───── STORED ROWS ─────

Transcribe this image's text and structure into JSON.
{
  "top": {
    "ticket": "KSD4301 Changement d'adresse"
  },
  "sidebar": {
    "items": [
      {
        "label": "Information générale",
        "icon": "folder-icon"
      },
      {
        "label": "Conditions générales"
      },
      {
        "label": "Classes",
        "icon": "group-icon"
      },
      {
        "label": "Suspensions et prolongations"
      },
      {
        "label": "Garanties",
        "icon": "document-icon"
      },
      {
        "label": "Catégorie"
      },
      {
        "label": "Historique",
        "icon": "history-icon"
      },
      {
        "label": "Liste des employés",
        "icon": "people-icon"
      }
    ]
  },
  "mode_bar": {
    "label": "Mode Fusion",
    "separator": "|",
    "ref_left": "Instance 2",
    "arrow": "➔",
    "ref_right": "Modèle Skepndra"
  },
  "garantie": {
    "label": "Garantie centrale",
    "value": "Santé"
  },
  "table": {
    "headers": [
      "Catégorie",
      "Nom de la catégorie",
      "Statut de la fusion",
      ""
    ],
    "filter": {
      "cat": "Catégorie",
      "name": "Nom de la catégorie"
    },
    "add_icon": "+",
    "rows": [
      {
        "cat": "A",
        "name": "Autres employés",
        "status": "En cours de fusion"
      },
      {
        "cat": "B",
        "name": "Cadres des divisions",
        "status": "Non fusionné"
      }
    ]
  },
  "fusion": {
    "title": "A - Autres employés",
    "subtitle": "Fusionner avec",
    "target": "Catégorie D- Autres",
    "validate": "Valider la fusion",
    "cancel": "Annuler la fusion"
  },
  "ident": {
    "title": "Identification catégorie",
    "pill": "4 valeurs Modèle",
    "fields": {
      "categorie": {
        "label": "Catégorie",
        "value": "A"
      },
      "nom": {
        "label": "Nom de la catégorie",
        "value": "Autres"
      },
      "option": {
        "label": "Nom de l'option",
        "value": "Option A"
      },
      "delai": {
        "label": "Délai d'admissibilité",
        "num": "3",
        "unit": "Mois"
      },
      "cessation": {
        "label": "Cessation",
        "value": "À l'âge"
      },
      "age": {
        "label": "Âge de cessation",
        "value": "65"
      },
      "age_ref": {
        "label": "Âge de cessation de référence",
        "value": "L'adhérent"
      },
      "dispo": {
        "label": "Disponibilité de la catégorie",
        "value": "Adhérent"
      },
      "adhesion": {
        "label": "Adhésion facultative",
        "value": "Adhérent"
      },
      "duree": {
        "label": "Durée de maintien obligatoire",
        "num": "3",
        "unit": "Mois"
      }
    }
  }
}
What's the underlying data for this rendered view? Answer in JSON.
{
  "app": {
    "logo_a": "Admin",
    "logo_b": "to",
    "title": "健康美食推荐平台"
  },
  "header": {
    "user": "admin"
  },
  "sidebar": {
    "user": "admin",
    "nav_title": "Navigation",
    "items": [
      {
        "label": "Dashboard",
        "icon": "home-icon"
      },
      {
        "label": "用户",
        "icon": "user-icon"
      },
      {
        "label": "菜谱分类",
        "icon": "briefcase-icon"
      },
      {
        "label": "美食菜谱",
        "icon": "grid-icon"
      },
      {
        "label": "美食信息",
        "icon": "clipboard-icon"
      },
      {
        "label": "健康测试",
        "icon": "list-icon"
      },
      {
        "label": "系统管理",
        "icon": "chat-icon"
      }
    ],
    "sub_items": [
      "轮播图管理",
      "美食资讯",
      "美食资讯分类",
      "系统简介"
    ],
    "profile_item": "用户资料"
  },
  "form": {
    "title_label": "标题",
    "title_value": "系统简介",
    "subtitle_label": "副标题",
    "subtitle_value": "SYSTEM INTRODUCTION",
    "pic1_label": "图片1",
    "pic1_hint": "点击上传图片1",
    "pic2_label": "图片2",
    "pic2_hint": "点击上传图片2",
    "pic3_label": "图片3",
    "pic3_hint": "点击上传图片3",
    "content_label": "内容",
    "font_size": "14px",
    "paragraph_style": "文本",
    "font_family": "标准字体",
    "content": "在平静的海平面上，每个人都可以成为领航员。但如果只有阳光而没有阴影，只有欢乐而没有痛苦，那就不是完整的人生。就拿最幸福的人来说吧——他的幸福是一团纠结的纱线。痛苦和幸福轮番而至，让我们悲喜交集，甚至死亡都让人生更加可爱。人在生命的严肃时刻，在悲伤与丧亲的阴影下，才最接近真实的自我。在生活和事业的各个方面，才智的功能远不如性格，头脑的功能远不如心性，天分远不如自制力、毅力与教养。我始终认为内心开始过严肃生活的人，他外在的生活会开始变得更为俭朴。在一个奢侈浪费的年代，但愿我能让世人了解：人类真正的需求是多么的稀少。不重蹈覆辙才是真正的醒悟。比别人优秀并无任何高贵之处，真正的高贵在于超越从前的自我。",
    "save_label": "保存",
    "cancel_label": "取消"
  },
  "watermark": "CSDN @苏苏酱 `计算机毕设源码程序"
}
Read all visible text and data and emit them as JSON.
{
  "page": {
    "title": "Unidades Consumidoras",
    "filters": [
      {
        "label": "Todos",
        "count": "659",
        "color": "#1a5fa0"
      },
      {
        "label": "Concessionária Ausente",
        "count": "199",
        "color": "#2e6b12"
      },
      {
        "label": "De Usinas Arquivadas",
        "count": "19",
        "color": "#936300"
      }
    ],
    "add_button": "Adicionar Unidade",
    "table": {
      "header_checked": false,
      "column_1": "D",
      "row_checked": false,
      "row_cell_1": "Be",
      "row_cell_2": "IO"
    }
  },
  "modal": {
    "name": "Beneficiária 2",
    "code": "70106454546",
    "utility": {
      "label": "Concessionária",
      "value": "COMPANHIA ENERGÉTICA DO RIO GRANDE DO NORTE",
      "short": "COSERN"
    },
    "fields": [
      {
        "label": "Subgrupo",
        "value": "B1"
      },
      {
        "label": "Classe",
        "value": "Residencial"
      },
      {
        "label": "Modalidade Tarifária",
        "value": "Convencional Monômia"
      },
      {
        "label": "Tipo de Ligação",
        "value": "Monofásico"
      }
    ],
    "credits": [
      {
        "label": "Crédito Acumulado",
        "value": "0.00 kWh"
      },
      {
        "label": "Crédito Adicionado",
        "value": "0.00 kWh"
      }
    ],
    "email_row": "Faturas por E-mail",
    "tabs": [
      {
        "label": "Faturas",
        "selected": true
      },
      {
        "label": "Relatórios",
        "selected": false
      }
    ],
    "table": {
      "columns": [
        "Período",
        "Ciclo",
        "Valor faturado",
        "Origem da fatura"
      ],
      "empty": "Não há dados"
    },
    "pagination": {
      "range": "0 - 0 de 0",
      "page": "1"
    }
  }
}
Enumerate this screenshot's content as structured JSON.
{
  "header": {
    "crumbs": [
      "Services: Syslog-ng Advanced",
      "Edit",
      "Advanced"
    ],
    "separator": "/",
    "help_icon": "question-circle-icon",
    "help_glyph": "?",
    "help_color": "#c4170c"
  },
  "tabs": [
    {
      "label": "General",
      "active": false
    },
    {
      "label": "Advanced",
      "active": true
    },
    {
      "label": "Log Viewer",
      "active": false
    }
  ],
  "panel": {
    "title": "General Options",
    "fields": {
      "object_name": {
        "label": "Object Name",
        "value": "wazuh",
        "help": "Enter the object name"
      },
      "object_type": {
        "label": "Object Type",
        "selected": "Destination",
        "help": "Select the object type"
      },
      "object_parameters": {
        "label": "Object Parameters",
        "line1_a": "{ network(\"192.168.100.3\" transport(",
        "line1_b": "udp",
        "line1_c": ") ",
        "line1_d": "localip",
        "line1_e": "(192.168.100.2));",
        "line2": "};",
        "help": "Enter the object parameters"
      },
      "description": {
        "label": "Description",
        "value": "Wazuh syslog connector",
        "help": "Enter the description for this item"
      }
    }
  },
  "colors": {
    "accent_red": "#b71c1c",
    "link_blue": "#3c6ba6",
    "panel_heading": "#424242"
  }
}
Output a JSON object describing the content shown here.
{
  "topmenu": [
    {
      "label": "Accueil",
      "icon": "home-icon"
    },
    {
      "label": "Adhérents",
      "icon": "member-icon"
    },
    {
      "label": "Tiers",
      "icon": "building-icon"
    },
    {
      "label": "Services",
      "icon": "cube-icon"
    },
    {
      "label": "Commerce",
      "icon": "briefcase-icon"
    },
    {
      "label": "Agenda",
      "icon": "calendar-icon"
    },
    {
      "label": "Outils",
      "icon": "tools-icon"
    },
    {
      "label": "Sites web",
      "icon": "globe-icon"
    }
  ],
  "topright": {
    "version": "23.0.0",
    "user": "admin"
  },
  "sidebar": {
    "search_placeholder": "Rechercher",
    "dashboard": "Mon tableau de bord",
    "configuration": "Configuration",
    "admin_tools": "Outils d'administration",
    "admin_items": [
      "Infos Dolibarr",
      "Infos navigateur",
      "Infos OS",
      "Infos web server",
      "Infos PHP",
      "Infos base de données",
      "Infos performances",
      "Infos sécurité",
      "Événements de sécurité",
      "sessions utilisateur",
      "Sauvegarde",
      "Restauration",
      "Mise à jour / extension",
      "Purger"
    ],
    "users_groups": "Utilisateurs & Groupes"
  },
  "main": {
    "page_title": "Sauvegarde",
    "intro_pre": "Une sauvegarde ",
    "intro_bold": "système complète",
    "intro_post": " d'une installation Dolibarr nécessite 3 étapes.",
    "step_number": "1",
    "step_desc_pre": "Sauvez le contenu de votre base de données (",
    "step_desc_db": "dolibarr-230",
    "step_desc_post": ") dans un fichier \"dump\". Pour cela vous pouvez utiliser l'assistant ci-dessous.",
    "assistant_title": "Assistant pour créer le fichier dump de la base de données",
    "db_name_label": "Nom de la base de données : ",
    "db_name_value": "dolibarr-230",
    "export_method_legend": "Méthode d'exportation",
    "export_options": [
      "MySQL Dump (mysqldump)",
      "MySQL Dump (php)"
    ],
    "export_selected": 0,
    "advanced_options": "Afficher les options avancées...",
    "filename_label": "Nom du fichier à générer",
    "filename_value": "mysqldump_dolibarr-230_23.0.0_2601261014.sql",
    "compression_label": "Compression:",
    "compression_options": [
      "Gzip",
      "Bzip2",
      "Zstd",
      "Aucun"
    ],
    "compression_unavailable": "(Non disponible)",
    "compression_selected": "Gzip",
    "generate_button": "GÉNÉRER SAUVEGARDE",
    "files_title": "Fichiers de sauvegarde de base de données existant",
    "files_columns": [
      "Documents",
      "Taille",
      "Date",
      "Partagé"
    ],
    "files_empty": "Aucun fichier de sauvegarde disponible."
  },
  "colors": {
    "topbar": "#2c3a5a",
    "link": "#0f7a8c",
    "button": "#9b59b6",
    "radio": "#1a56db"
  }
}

─────

■ **GOAL**:
Which lines above contain the word "données"? Copy each of them.

■ **EXERCISE RESULT**:
      "Infos base de données",
    "step_desc_pre": "Sauvez le contenu de votre base de données (",
    "assistant_title": "Assistant pour créer le fichier dump de la base de données",
    "db_name_label": "Nom de la base de données : ",
    "files_title": "Fichiers de sauvegarde de base de données existant",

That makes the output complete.